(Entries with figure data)
** begin **

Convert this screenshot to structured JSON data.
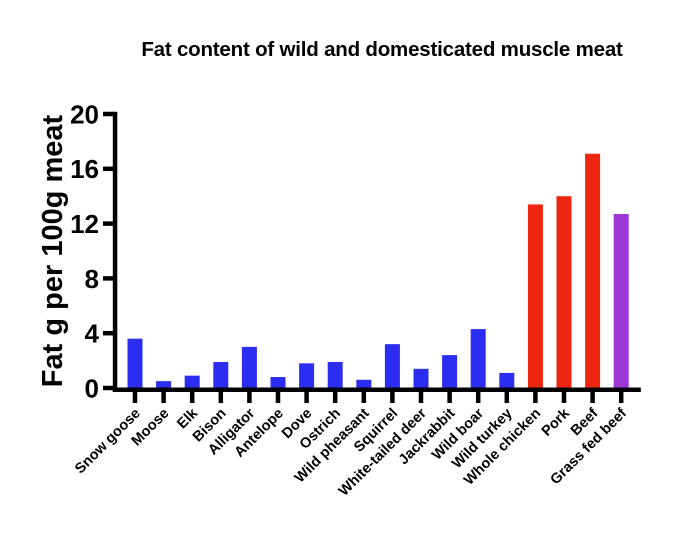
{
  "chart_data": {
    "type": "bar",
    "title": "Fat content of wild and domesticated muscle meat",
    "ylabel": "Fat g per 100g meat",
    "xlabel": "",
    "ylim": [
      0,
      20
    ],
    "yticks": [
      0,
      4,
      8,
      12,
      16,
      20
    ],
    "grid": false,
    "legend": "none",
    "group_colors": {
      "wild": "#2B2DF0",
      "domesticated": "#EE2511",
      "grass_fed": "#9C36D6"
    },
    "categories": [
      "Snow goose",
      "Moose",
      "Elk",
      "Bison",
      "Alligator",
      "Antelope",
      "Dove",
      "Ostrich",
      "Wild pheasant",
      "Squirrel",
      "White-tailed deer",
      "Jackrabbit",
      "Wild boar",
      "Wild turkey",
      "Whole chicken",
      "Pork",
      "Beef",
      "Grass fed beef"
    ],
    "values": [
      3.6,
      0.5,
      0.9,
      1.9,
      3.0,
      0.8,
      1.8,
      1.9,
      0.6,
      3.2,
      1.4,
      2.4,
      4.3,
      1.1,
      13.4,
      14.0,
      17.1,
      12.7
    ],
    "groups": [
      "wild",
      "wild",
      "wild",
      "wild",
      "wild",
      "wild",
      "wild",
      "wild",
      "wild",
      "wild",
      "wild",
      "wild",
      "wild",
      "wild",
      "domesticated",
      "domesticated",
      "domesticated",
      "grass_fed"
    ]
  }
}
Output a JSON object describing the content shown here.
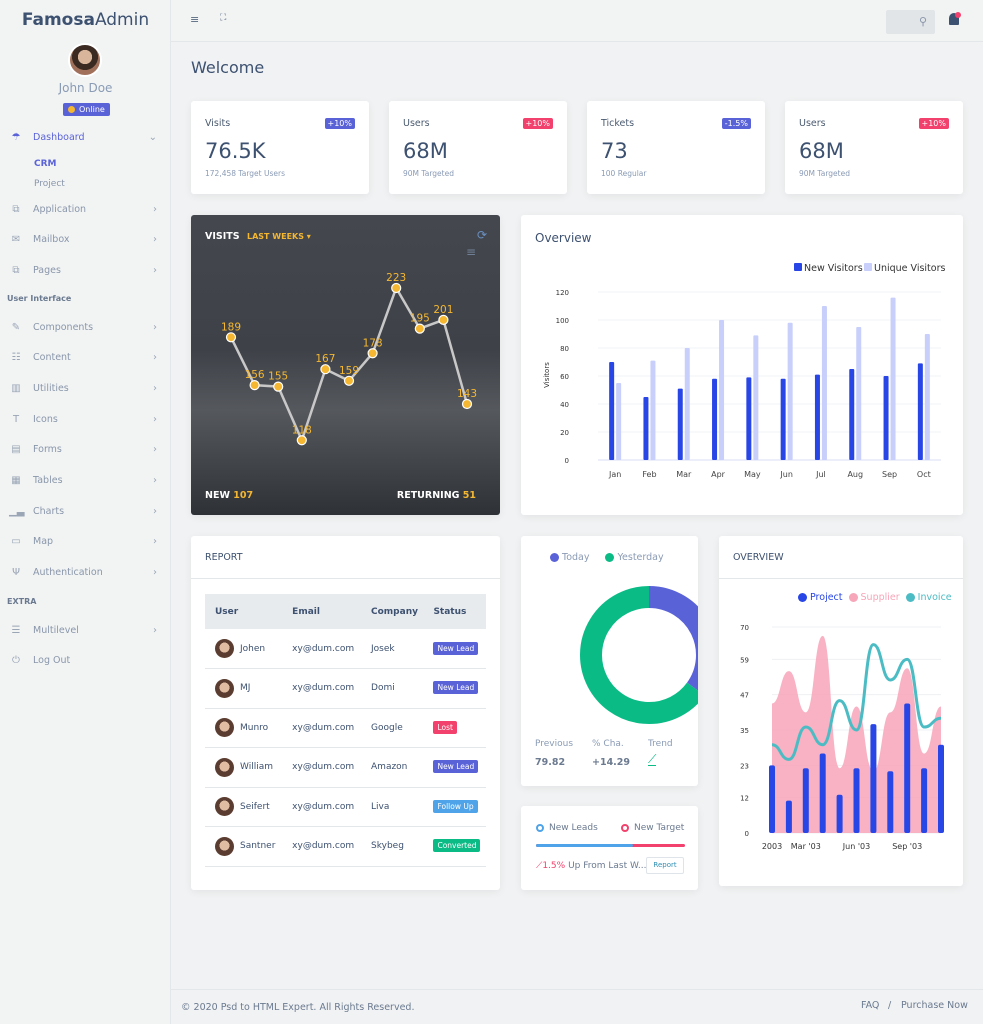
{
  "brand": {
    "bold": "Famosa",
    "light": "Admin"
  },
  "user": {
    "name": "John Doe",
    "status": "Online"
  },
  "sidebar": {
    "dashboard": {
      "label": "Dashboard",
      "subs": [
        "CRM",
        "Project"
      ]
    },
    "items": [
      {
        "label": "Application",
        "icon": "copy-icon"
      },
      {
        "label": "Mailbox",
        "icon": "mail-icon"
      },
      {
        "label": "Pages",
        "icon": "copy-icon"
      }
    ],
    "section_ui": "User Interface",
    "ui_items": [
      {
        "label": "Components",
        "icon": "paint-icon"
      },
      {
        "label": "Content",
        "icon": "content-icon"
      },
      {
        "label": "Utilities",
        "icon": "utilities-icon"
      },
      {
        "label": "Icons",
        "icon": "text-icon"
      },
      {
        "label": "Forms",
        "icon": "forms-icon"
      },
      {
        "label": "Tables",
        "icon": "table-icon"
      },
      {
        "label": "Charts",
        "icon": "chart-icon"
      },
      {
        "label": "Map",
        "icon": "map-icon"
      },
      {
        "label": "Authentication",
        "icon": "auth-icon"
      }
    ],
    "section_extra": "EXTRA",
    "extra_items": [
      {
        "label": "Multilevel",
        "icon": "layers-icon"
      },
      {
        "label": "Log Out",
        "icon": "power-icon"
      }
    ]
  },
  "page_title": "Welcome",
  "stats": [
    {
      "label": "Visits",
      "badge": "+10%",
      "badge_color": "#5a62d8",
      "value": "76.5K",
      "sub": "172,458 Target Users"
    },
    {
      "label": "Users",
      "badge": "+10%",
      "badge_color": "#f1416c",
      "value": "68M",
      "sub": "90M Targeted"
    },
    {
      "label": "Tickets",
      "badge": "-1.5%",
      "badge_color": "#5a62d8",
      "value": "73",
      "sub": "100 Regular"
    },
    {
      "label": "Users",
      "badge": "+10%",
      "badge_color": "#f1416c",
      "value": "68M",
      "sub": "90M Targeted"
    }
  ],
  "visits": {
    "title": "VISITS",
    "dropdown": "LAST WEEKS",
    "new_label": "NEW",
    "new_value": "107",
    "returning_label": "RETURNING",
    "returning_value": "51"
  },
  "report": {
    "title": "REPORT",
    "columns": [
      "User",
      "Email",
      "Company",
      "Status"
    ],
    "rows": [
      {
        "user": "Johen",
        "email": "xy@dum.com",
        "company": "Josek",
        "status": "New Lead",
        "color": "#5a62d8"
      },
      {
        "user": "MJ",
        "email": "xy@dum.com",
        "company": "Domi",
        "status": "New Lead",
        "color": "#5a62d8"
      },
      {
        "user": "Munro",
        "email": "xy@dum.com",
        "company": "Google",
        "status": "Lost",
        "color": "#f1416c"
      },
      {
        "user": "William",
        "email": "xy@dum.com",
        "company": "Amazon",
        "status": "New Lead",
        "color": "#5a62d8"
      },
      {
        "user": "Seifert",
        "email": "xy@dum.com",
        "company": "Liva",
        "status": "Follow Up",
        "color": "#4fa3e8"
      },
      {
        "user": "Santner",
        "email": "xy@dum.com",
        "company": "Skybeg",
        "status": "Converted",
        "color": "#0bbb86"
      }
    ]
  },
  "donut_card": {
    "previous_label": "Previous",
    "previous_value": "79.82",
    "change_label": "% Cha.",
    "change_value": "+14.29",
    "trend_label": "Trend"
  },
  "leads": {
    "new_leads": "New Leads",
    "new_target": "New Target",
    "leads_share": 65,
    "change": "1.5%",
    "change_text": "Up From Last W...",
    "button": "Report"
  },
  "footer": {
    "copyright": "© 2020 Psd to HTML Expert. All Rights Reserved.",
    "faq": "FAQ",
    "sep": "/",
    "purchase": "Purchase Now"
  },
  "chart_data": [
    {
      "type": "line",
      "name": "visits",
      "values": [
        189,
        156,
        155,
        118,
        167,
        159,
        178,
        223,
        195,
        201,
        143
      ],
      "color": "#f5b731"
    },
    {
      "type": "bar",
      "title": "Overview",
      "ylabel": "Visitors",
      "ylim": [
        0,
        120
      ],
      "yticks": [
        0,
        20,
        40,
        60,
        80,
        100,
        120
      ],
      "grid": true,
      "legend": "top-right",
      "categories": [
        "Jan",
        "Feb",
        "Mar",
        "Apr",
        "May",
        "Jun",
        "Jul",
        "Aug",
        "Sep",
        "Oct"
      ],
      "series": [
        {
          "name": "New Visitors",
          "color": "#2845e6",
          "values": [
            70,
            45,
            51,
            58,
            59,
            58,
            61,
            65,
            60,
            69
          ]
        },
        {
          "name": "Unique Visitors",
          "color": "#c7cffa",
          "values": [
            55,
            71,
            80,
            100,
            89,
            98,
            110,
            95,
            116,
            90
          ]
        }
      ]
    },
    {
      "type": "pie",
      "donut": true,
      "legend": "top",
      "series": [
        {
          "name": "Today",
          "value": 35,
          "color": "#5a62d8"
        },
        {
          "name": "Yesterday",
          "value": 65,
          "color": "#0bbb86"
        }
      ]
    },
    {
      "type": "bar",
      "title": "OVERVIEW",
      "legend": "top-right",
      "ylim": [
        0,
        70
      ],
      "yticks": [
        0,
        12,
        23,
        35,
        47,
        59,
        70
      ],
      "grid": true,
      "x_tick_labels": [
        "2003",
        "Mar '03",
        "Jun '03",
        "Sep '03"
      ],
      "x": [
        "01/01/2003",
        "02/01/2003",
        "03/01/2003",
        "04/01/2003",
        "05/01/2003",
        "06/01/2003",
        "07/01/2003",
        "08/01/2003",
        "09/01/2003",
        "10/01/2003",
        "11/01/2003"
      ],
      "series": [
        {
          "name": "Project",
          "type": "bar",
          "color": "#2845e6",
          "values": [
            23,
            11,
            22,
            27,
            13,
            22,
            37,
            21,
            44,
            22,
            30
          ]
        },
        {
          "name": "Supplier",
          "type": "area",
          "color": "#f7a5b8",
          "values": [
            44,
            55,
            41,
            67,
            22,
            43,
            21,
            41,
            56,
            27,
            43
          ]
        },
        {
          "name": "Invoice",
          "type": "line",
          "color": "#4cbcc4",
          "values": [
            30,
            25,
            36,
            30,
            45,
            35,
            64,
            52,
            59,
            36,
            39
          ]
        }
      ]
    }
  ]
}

** end **

• [What the task asks]:
Using the entries above, return each line that includes the word "Visitors".

• [Solution to the exercise]:
      "ylabel": "Visitors",
          "name": "New Visitors",
          "name": "Unique Visitors",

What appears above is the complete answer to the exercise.